Stored data

-------

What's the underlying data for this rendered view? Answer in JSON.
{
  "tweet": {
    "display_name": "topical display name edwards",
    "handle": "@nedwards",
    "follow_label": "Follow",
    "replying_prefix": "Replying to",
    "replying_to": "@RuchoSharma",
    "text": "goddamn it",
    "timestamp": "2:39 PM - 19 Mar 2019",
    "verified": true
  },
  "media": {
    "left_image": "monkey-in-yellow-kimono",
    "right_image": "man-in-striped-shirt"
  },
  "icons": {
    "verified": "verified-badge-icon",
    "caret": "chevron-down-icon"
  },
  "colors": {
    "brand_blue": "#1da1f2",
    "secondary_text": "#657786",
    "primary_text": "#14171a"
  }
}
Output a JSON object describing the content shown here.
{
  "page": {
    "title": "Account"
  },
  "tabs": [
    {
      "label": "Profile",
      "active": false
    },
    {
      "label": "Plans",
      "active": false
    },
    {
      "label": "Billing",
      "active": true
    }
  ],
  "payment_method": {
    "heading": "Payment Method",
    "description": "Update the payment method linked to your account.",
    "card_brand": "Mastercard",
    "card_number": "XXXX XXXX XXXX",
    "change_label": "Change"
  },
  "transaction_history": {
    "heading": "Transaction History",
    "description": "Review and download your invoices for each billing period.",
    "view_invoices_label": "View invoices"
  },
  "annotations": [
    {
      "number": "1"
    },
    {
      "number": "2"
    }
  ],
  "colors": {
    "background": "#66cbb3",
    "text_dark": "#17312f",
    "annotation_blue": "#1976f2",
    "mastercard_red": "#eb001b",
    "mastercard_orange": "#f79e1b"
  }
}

-------

TASK REQUIREMENTS
Return the material exactly as it stands.

WRITTEN SOLUTION
What's the underlying data for this rendered view? Answer in JSON.
{
  "tweet": {
    "display_name": "topical display name edwards",
    "handle": "@nedwards",
    "follow_label": "Follow",
    "replying_prefix": "Replying to",
    "replying_to": "@RuchoSharma",
    "text": "goddamn it",
    "timestamp": "2:39 PM - 19 Mar 2019",
    "verified": true
  },
  "media": {
    "left_image": "monkey-in-yellow-kimono",
    "right_image": "man-in-striped-shirt"
  },
  "icons": {
    "verified": "verified-badge-icon",
    "caret": "chevron-down-icon"
  },
  "colors": {
    "brand_blue": "#1da1f2",
    "secondary_text": "#657786",
    "primary_text": "#14171a"
  }
}
Output a JSON object describing the content shown here.
{
  "page": {
    "title": "Account"
  },
  "tabs": [
    {
      "label": "Profile",
      "active": false
    },
    {
      "label": "Plans",
      "active": false
    },
    {
      "label": "Billing",
      "active": true
    }
  ],
  "payment_method": {
    "heading": "Payment Method",
    "description": "Update the payment method linked to your account.",
    "card_brand": "Mastercard",
    "card_number": "XXXX XXXX XXXX",
    "change_label": "Change"
  },
  "transaction_history": {
    "heading": "Transaction History",
    "description": "Review and download your invoices for each billing period.",
    "view_invoices_label": "View invoices"
  },
  "annotations": [
    {
      "number": "1"
    },
    {
      "number": "2"
    }
  ],
  "colors": {
    "background": "#66cbb3",
    "text_dark": "#17312f",
    "annotation_blue": "#1976f2",
    "mastercard_red": "#eb001b",
    "mastercard_orange": "#f79e1b"
  }
}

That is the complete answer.